DESCRIPTION OF THE TASK:
Hunt for the word "build" across the entries below, copying each line that holds it.

ENTRIES PROVIDED:
========================================

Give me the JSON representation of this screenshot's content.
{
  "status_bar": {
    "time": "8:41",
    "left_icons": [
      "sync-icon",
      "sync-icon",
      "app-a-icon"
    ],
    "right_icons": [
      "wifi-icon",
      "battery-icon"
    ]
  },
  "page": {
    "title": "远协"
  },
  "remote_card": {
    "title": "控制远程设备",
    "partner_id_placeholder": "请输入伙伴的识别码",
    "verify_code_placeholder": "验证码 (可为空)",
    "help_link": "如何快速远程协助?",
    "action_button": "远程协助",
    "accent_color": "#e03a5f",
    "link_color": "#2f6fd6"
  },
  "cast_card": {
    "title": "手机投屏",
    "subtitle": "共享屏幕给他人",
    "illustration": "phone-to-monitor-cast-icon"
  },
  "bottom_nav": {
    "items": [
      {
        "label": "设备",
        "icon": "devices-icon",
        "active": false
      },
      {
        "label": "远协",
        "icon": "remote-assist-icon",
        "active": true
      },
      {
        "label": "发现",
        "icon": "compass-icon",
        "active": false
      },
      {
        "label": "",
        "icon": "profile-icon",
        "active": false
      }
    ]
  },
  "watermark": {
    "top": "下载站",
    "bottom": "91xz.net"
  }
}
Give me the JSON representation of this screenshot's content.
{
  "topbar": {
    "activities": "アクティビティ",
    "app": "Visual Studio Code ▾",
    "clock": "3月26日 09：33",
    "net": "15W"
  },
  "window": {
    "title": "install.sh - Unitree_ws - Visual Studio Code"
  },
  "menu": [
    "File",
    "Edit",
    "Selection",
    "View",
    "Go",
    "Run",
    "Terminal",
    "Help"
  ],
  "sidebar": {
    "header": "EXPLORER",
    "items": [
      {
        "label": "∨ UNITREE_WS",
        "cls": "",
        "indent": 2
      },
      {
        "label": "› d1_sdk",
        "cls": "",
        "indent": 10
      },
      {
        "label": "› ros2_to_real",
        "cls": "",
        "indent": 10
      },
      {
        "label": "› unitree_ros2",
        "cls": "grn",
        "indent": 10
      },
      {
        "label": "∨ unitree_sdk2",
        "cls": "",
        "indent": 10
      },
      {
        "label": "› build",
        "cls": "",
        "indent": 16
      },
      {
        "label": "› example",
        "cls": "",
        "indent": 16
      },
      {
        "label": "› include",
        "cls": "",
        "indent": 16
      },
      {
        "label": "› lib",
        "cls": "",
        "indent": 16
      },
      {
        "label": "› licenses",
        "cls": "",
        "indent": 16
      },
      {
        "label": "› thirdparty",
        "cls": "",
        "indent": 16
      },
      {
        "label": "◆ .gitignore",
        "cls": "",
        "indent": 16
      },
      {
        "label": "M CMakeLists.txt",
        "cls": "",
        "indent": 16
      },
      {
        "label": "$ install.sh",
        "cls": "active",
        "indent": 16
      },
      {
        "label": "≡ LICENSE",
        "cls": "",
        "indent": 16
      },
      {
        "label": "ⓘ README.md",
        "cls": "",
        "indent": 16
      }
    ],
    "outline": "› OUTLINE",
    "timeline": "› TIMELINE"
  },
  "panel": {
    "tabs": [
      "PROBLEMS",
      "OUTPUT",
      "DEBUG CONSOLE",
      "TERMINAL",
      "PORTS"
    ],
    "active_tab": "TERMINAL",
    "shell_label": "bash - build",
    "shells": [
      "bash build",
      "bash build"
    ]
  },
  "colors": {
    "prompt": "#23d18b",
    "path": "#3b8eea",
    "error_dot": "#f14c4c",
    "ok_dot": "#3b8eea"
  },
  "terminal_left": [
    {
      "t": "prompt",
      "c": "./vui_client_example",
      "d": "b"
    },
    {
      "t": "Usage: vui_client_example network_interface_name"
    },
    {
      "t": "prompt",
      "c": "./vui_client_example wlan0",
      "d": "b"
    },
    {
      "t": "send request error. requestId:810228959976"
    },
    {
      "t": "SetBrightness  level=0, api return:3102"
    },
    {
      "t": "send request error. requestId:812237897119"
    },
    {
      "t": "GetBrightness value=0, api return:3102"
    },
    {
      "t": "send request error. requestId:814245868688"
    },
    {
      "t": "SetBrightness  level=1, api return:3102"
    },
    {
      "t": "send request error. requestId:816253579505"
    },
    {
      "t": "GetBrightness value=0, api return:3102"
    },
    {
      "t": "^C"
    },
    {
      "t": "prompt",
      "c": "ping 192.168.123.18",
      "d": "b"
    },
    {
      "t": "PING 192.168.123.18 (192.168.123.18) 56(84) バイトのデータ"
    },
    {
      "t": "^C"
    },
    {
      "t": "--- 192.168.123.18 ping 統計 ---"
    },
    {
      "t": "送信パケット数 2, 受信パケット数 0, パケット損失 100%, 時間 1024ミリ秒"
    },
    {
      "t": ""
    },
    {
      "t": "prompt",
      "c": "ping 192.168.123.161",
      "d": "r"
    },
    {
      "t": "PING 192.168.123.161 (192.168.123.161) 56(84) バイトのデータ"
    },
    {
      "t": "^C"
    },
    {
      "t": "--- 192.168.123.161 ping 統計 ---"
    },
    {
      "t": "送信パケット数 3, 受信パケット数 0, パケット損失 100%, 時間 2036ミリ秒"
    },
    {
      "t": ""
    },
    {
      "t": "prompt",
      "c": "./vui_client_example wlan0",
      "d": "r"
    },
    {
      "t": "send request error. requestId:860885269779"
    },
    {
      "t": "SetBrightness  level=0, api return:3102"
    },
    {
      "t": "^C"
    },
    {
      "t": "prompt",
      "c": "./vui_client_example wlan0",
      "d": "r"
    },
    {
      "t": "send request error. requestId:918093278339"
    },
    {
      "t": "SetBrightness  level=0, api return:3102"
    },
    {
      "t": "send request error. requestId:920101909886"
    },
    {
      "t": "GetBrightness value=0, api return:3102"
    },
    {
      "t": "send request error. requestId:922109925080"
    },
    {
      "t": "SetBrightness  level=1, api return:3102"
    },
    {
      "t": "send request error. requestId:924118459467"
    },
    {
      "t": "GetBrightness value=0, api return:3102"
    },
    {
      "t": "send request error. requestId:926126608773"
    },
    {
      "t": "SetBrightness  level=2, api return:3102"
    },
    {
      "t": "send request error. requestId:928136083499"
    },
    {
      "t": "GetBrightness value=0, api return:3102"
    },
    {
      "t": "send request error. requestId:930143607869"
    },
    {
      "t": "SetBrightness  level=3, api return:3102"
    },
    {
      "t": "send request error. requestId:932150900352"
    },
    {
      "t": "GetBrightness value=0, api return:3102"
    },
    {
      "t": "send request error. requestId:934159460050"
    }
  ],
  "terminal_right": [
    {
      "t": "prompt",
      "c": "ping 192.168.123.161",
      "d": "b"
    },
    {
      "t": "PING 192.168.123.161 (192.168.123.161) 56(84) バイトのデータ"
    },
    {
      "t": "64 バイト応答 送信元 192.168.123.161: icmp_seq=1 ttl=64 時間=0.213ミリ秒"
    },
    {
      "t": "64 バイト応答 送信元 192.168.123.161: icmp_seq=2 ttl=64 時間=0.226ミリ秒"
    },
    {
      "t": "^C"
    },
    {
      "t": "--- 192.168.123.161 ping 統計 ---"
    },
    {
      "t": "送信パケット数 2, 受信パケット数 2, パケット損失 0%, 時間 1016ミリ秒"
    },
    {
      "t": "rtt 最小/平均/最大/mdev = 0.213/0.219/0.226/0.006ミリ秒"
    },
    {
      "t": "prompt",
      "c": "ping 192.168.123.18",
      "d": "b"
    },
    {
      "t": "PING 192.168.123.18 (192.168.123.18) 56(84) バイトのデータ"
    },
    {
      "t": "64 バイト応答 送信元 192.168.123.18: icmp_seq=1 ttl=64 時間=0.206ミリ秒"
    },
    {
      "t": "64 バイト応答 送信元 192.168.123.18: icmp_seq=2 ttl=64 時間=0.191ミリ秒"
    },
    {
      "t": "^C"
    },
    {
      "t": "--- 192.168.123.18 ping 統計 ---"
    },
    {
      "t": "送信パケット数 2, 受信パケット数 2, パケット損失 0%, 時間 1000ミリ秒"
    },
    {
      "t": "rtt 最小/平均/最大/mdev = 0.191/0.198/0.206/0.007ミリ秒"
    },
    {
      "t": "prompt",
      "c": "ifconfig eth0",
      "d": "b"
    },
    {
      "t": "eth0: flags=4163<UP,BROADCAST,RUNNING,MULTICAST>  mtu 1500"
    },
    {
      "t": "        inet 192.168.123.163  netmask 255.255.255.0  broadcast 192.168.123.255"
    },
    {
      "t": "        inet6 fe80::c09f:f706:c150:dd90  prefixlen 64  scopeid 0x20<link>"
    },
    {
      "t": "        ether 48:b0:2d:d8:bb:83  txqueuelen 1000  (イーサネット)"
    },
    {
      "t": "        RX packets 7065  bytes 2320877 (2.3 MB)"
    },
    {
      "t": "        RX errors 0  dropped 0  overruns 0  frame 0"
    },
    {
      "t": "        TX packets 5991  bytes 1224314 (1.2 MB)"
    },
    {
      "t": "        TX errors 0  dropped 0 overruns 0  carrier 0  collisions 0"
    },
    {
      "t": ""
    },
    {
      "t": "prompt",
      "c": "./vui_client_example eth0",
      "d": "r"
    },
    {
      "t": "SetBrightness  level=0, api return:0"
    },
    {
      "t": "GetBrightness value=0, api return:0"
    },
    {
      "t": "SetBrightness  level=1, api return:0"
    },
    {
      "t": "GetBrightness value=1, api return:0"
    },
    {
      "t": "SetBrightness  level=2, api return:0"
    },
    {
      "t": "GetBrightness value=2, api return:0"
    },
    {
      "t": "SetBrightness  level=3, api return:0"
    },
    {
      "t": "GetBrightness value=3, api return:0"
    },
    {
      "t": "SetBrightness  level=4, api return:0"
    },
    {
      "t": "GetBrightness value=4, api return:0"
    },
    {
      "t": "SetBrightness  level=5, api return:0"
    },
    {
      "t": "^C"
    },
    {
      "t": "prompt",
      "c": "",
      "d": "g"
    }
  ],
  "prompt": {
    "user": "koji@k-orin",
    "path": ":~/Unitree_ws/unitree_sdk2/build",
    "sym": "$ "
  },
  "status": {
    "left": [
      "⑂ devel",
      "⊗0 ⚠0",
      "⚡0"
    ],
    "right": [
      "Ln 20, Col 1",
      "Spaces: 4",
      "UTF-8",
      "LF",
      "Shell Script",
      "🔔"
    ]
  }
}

========================================

ANSWER BELOW:
        "label": "› build",
    "shell_label": "bash - build",
      "bash build",
      "bash build"
    "path": ":~/Unitree_ws/unitree_sdk2/build",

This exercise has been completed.